◆ **GIVEN INSTRUCTION 1**:
In the records, swap "date-row" for "date-line" in the lines starting with the line containing "left-eye-icon [283, 726, 290, 736]" and going on through the line containing "best-part-line-2[interactable] [24, 418, 574, 419]". Give back only those lines, with nothing else altered.

Tuesday, November 2, 2010
This summer I was able to travel to Greece to participate in the Iklaina Archaeological Project excavation headed by Dr. Michael Cosmopoulos with the University of Missouri-St Louis. We were excavating at the site Iklaina in Pilos which is approximately four hours SW of Athens. This is a relatively new site, only being excavated for the last four years. The site is considered a Mycenaean settlement with Early and Middle Helladic finds. This was my first experience in the field and it was fabulous to apply the techniques that I had spent four years learning. Not only was able to participate in the physical excavation of the site, I was able to assist with washing and sorting pottery and operated the Floatation station where soil sample are processed for smaller artifacts (e.g. pottery sherds, beading, etc.) and also for paleoethnobotanical samples (e.g. pollen, seeds, etc.). However, I was most interested in the identification, sorting and analysis of faunal remains that I was able to complete in the lab under the supervision of Dr Deborah Ruscillo. I also attended classes in which we learned, in greater detail, about the techniques we were using (e.g. drawing, elevation, floatation, ceramic analysis, etc.) from experts in those fields.
I was also fortunate enough to be part of a program that insisted on allowing us to view major archaeological sites located around us on day trips to the Palace of Nestor, Mycenae and Olympia. Apart from this I spent a week in Athens seeing such sites as the Temple of Olympian Zeus, the Agora, the Temple of Hephaestus and the New Acropolis Museum. However, it was touring the Acropolis that had the most profound effect on me. To be able to stand at the base of the Acropolis, walk up and stand in awe beneath the Parthenon, Temple of Athena Nike and Erechtheion moved me in a way that is difficult to explain. We spend years learning about these buildings, seeing their pictures on a daily basis, yet one cannot possibly describe the beauty and emotion that one witnesses standing reverently beside one of these great sites. I found that my appreciation for each and every detail has grown exponentially since then.
Greece is honestly one of the most gorgeous countries in the world. There is so much history, culture and art that surrounds you it can be overwhelming at times. I am glad that I was able to see the great metropolis of Athens and a small country town like Pilos; they are each amazing in their own way, yet completely different in the ways that the people live. It was an experience that I will never forget and I will cherish the memories made not only by the beauty of my surroundings, but also by the amazing people that touched my life while I was there.

◆ **INFORMATION SHOWN**:

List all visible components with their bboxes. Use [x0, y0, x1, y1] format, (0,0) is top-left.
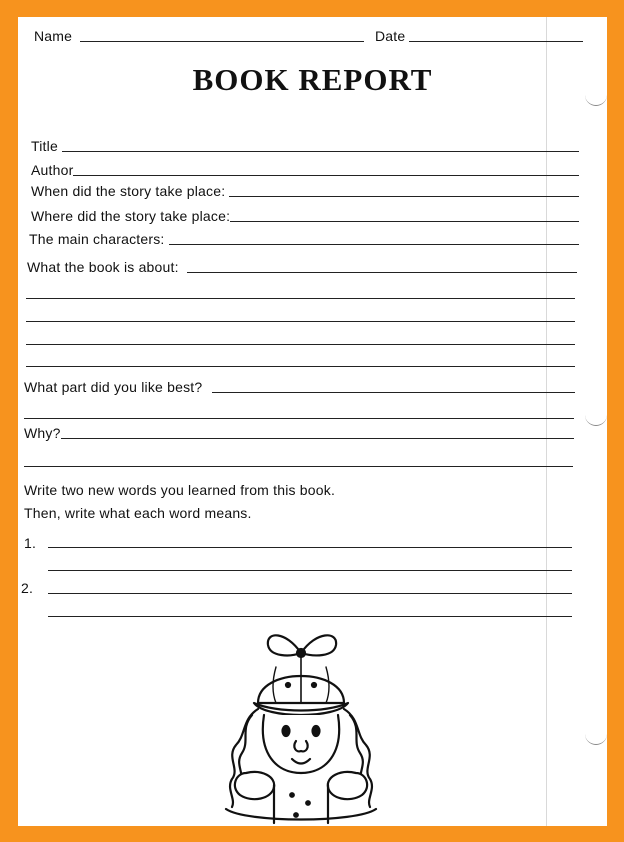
left-eye-icon [283, 726, 290, 736]
date-row [375, 28, 583, 44]
new-words-instruction-1: Write two new words you learned from this book. [24, 482, 336, 498]
name-field[interactable] [80, 41, 364, 42]
new-words-instruction-2: Then, write what each word means. [24, 505, 252, 521]
binder-hole-mark-top [585, 95, 607, 106]
best-part-line-2[interactable] [24, 418, 574, 419]
word-2-line[interactable] [48, 593, 572, 594]
worksheet-page [18, 17, 607, 826]
about-line-2[interactable] [26, 298, 575, 299]
word-1-line[interactable] [48, 547, 572, 548]
about-line-4[interactable] [26, 344, 575, 345]
word-1-number: 1. [24, 535, 37, 551]
why-row [24, 425, 574, 441]
about-field[interactable] [187, 272, 577, 273]
author-label: Author [31, 162, 74, 178]
best-part-label: What part did you like best? [24, 379, 203, 395]
characters-row [29, 231, 579, 247]
about-label: What the book is about: [27, 259, 179, 275]
page-title: BOOK REPORT [192, 62, 433, 97]
date-label: Date [375, 28, 406, 44]
word-2-meaning-line[interactable] [48, 616, 572, 617]
characters-field[interactable] [169, 244, 580, 245]
best-part-field[interactable] [212, 392, 575, 393]
word-2-number: 2. [21, 580, 34, 596]
about-row [27, 259, 577, 275]
girl-illustration [206, 623, 396, 826]
title-field[interactable] [62, 151, 579, 152]
author-row [31, 162, 579, 178]
characters-label: The main characters: [29, 231, 165, 247]
where-row [31, 208, 579, 224]
why-label: Why? [24, 425, 61, 441]
when-label: When did the story take place: [31, 183, 226, 199]
when-row [31, 183, 579, 199]
about-line-3[interactable] [26, 321, 575, 322]
best-part-row [24, 379, 575, 395]
word-1-meaning-line[interactable] [48, 570, 572, 571]
about-line-5[interactable] [26, 366, 575, 367]
binder-hole-mark-middle [585, 415, 607, 426]
title-row [31, 138, 579, 154]
binder-hole-mark-bottom [585, 734, 607, 745]
date-field[interactable] [409, 41, 583, 42]
why-line-2[interactable] [24, 466, 573, 467]
title-label: Title [31, 138, 58, 154]
name-label: Name [34, 28, 73, 44]
why-field[interactable] [61, 438, 574, 439]
right-eye-icon [313, 726, 320, 736]
name-row [34, 28, 364, 44]
when-field[interactable] [229, 196, 579, 197]
author-field[interactable] [73, 175, 579, 176]
where-label: Where did the story take place: [31, 208, 231, 224]
where-field[interactable] [230, 221, 579, 222]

◆ **GIVEN INSTRUCTION 2**:
Render this sentence from the post about the excavation in Greece into Spanish: "Greece is honestly one of the most gorgeous countries in the world."

◆ **WRITTEN RESPONSE 1**:
left-eye-icon [283, 726, 290, 736]
date-line [375, 28, 583, 44]
new-words-instruction-1: Write two new words you learned from this book. [24, 482, 336, 498]
name-field[interactable] [80, 41, 364, 42]
new-words-instruction-2: Then, write what each word means. [24, 505, 252, 521]
binder-hole-mark-top [585, 95, 607, 106]
best-part-line-2[interactable] [24, 418, 574, 419]

◆ **WRITTEN RESPONSE 2**:
Grecia es, sinceramente, uno de los países más hermosos del mundo.